> **Set problem**
Set each record down exactly, excluding all images.

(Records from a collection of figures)
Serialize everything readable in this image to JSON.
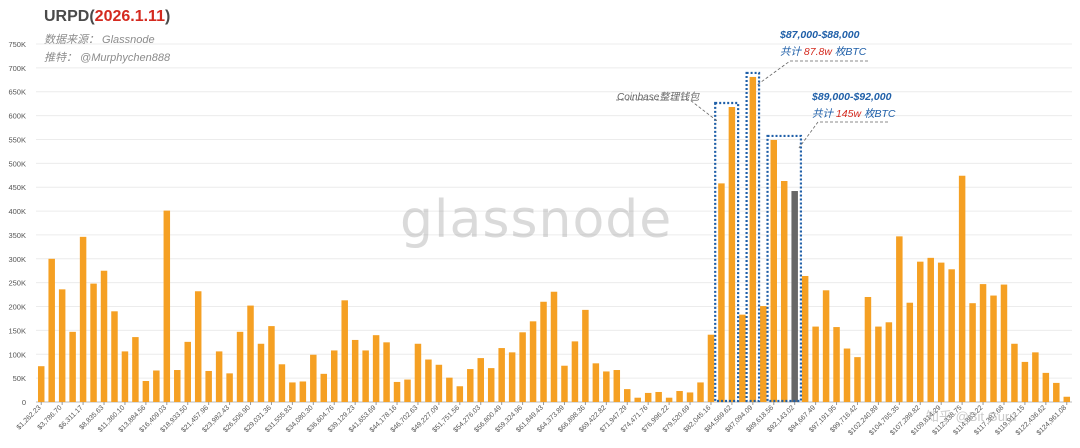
{
  "header": {
    "title_prefix": "URPD(",
    "title_date": "2026.1.11",
    "title_suffix": ")",
    "source_line": "数据来源： Glassnode",
    "author_line": "推特： @Murphychen888"
  },
  "annotations": {
    "coinbase_label": "Coinbase整理钱包",
    "box1_title": "$87,000-$88,000",
    "box1_prefix": "共计",
    "box1_value": "87.8w",
    "box1_suffix": "枚BTC",
    "box2_title": "$89,000-$92,000",
    "box2_prefix": "共计",
    "box2_value": "145w",
    "box2_suffix": "枚BTC"
  },
  "watermark": {
    "main": "glassnode",
    "corner": "知乎 @Bit Guru"
  },
  "colors": {
    "bar": "#f5a023",
    "bar_dark": "#676767",
    "box": "#1f5fa8",
    "red": "#d42a1f"
  },
  "chart_data": {
    "type": "bar",
    "title": "URPD(2026.1.11)",
    "ylim": [
      0,
      750000
    ],
    "yticks": [
      {
        "value": 0,
        "label": "0"
      },
      {
        "value": 50000,
        "label": "50K"
      },
      {
        "value": 100000,
        "label": "100K"
      },
      {
        "value": 150000,
        "label": "150K"
      },
      {
        "value": 200000,
        "label": "200K"
      },
      {
        "value": 250000,
        "label": "250K"
      },
      {
        "value": 300000,
        "label": "300K"
      },
      {
        "value": 350000,
        "label": "350K"
      },
      {
        "value": 400000,
        "label": "400K"
      },
      {
        "value": 450000,
        "label": "450K"
      },
      {
        "value": 500000,
        "label": "500K"
      },
      {
        "value": 550000,
        "label": "550K"
      },
      {
        "value": 600000,
        "label": "600K"
      },
      {
        "value": 650000,
        "label": "650K"
      },
      {
        "value": 700000,
        "label": "700K"
      },
      {
        "value": 750000,
        "label": "750K"
      }
    ],
    "xticks": [
      {
        "index": 0,
        "label": "$1,262.23"
      },
      {
        "index": 2,
        "label": "$3,786.70"
      },
      {
        "index": 4,
        "label": "$6,311.17"
      },
      {
        "index": 6,
        "label": "$8,835.63"
      },
      {
        "index": 8,
        "label": "$11,360.10"
      },
      {
        "index": 10,
        "label": "$13,884.56"
      },
      {
        "index": 12,
        "label": "$16,409.03"
      },
      {
        "index": 14,
        "label": "$18,933.50"
      },
      {
        "index": 16,
        "label": "$21,457.96"
      },
      {
        "index": 18,
        "label": "$23,982.43"
      },
      {
        "index": 20,
        "label": "$26,506.90"
      },
      {
        "index": 22,
        "label": "$29,031.36"
      },
      {
        "index": 24,
        "label": "$31,555.83"
      },
      {
        "index": 26,
        "label": "$34,080.30"
      },
      {
        "index": 28,
        "label": "$36,604.76"
      },
      {
        "index": 30,
        "label": "$39,129.23"
      },
      {
        "index": 32,
        "label": "$41,653.69"
      },
      {
        "index": 34,
        "label": "$44,178.16"
      },
      {
        "index": 36,
        "label": "$46,702.63"
      },
      {
        "index": 38,
        "label": "$49,227.09"
      },
      {
        "index": 40,
        "label": "$51,751.56"
      },
      {
        "index": 42,
        "label": "$54,276.03"
      },
      {
        "index": 44,
        "label": "$56,800.49"
      },
      {
        "index": 46,
        "label": "$59,324.96"
      },
      {
        "index": 48,
        "label": "$61,849.43"
      },
      {
        "index": 50,
        "label": "$64,373.89"
      },
      {
        "index": 52,
        "label": "$66,898.36"
      },
      {
        "index": 54,
        "label": "$69,422.82"
      },
      {
        "index": 56,
        "label": "$71,947.29"
      },
      {
        "index": 58,
        "label": "$74,471.76"
      },
      {
        "index": 60,
        "label": "$76,996.22"
      },
      {
        "index": 62,
        "label": "$79,520.69"
      },
      {
        "index": 64,
        "label": "$82,045.16"
      },
      {
        "index": 66,
        "label": "$84,569.62"
      },
      {
        "index": 68,
        "label": "$87,094.09"
      },
      {
        "index": 70,
        "label": "$89,618.56"
      },
      {
        "index": 72,
        "label": "$92,143.02"
      },
      {
        "index": 74,
        "label": "$94,667.49"
      },
      {
        "index": 76,
        "label": "$97,191.95"
      },
      {
        "index": 78,
        "label": "$99,716.42"
      },
      {
        "index": 80,
        "label": "$102,240.89"
      },
      {
        "index": 82,
        "label": "$104,765.35"
      },
      {
        "index": 84,
        "label": "$107,289.82"
      },
      {
        "index": 86,
        "label": "$109,814.29"
      },
      {
        "index": 88,
        "label": "$112,338.75"
      },
      {
        "index": 90,
        "label": "$114,863.22"
      },
      {
        "index": 92,
        "label": "$117,387.68"
      },
      {
        "index": 94,
        "label": "$119,912.15"
      },
      {
        "index": 96,
        "label": "$122,436.62"
      },
      {
        "index": 98,
        "label": "$124,961.08"
      }
    ],
    "highlight_dark_index": 72,
    "values": [
      75000,
      300000,
      236000,
      147000,
      346000,
      248000,
      275000,
      190000,
      106000,
      136000,
      44000,
      66000,
      401000,
      67000,
      126000,
      232000,
      65000,
      106000,
      60000,
      147000,
      202000,
      122000,
      159000,
      79000,
      41000,
      43000,
      99000,
      59000,
      108000,
      213000,
      130000,
      108000,
      140000,
      125000,
      42000,
      47000,
      122000,
      89000,
      78000,
      51000,
      33000,
      69000,
      92000,
      71000,
      113000,
      104000,
      146000,
      169000,
      210000,
      231000,
      76000,
      127000,
      193000,
      81000,
      64000,
      67000,
      27000,
      9000,
      19000,
      21000,
      9000,
      23000,
      20000,
      41000,
      141000,
      458000,
      618000,
      183000,
      681000,
      201000,
      549000,
      463000,
      442000,
      264000,
      158000,
      234000,
      157000,
      112000,
      94000,
      220000,
      158000,
      167000,
      347000,
      208000,
      294000,
      302000,
      292000,
      278000,
      474000,
      207000,
      247000,
      223000,
      246000,
      122000,
      84000,
      104000,
      61000,
      40000,
      11000
    ]
  }
}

> **Solution to this task**
Serialize everything readable in this image to JSON.
{
  "header": {
    "title_prefix": "URPD(",
    "title_date": "2026.1.11",
    "title_suffix": ")",
    "source_line": "数据来源： Glassnode",
    "author_line": "推特： @Murphychen888"
  },
  "annotations": {
    "coinbase_label": "Coinbase整理钱包",
    "box1_title": "$87,000-$88,000",
    "box1_prefix": "共计",
    "box1_value": "87.8w",
    "box1_suffix": "枚BTC",
    "box2_title": "$89,000-$92,000",
    "box2_prefix": "共计",
    "box2_value": "145w",
    "box2_suffix": "枚BTC"
  },
  "watermark": {
    "main": "glassnode",
    "corner": "知乎 @Bit Guru"
  },
  "colors": {
    "bar": "#f5a023",
    "bar_dark": "#676767",
    "box": "#1f5fa8",
    "red": "#d42a1f"
  },
  "chart_data": {
    "type": "bar",
    "title": "URPD(2026.1.11)",
    "ylim": [
      0,
      750000
    ],
    "yticks": [
      {
        "value": 0,
        "label": "0"
      },
      {
        "value": 50000,
        "label": "50K"
      },
      {
        "value": 100000,
        "label": "100K"
      },
      {
        "value": 150000,
        "label": "150K"
      },
      {
        "value": 200000,
        "label": "200K"
      },
      {
        "value": 250000,
        "label": "250K"
      },
      {
        "value": 300000,
        "label": "300K"
      },
      {
        "value": 350000,
        "label": "350K"
      },
      {
        "value": 400000,
        "label": "400K"
      },
      {
        "value": 450000,
        "label": "450K"
      },
      {
        "value": 500000,
        "label": "500K"
      },
      {
        "value": 550000,
        "label": "550K"
      },
      {
        "value": 600000,
        "label": "600K"
      },
      {
        "value": 650000,
        "label": "650K"
      },
      {
        "value": 700000,
        "label": "700K"
      },
      {
        "value": 750000,
        "label": "750K"
      }
    ],
    "xticks": [
      {
        "index": 0,
        "label": "$1,262.23"
      },
      {
        "index": 2,
        "label": "$3,786.70"
      },
      {
        "index": 4,
        "label": "$6,311.17"
      },
      {
        "index": 6,
        "label": "$8,835.63"
      },
      {
        "index": 8,
        "label": "$11,360.10"
      },
      {
        "index": 10,
        "label": "$13,884.56"
      },
      {
        "index": 12,
        "label": "$16,409.03"
      },
      {
        "index": 14,
        "label": "$18,933.50"
      },
      {
        "index": 16,
        "label": "$21,457.96"
      },
      {
        "index": 18,
        "label": "$23,982.43"
      },
      {
        "index": 20,
        "label": "$26,506.90"
      },
      {
        "index": 22,
        "label": "$29,031.36"
      },
      {
        "index": 24,
        "label": "$31,555.83"
      },
      {
        "index": 26,
        "label": "$34,080.30"
      },
      {
        "index": 28,
        "label": "$36,604.76"
      },
      {
        "index": 30,
        "label": "$39,129.23"
      },
      {
        "index": 32,
        "label": "$41,653.69"
      },
      {
        "index": 34,
        "label": "$44,178.16"
      },
      {
        "index": 36,
        "label": "$46,702.63"
      },
      {
        "index": 38,
        "label": "$49,227.09"
      },
      {
        "index": 40,
        "label": "$51,751.56"
      },
      {
        "index": 42,
        "label": "$54,276.03"
      },
      {
        "index": 44,
        "label": "$56,800.49"
      },
      {
        "index": 46,
        "label": "$59,324.96"
      },
      {
        "index": 48,
        "label": "$61,849.43"
      },
      {
        "index": 50,
        "label": "$64,373.89"
      },
      {
        "index": 52,
        "label": "$66,898.36"
      },
      {
        "index": 54,
        "label": "$69,422.82"
      },
      {
        "index": 56,
        "label": "$71,947.29"
      },
      {
        "index": 58,
        "label": "$74,471.76"
      },
      {
        "index": 60,
        "label": "$76,996.22"
      },
      {
        "index": 62,
        "label": "$79,520.69"
      },
      {
        "index": 64,
        "label": "$82,045.16"
      },
      {
        "index": 66,
        "label": "$84,569.62"
      },
      {
        "index": 68,
        "label": "$87,094.09"
      },
      {
        "index": 70,
        "label": "$89,618.56"
      },
      {
        "index": 72,
        "label": "$92,143.02"
      },
      {
        "index": 74,
        "label": "$94,667.49"
      },
      {
        "index": 76,
        "label": "$97,191.95"
      },
      {
        "index": 78,
        "label": "$99,716.42"
      },
      {
        "index": 80,
        "label": "$102,240.89"
      },
      {
        "index": 82,
        "label": "$104,765.35"
      },
      {
        "index": 84,
        "label": "$107,289.82"
      },
      {
        "index": 86,
        "label": "$109,814.29"
      },
      {
        "index": 88,
        "label": "$112,338.75"
      },
      {
        "index": 90,
        "label": "$114,863.22"
      },
      {
        "index": 92,
        "label": "$117,387.68"
      },
      {
        "index": 94,
        "label": "$119,912.15"
      },
      {
        "index": 96,
        "label": "$122,436.62"
      },
      {
        "index": 98,
        "label": "$124,961.08"
      }
    ],
    "highlight_dark_index": 72,
    "values": [
      75000,
      300000,
      236000,
      147000,
      346000,
      248000,
      275000,
      190000,
      106000,
      136000,
      44000,
      66000,
      401000,
      67000,
      126000,
      232000,
      65000,
      106000,
      60000,
      147000,
      202000,
      122000,
      159000,
      79000,
      41000,
      43000,
      99000,
      59000,
      108000,
      213000,
      130000,
      108000,
      140000,
      125000,
      42000,
      47000,
      122000,
      89000,
      78000,
      51000,
      33000,
      69000,
      92000,
      71000,
      113000,
      104000,
      146000,
      169000,
      210000,
      231000,
      76000,
      127000,
      193000,
      81000,
      64000,
      67000,
      27000,
      9000,
      19000,
      21000,
      9000,
      23000,
      20000,
      41000,
      141000,
      458000,
      618000,
      183000,
      681000,
      201000,
      549000,
      463000,
      442000,
      264000,
      158000,
      234000,
      157000,
      112000,
      94000,
      220000,
      158000,
      167000,
      347000,
      208000,
      294000,
      302000,
      292000,
      278000,
      474000,
      207000,
      247000,
      223000,
      246000,
      122000,
      84000,
      104000,
      61000,
      40000,
      11000
    ]
  }
}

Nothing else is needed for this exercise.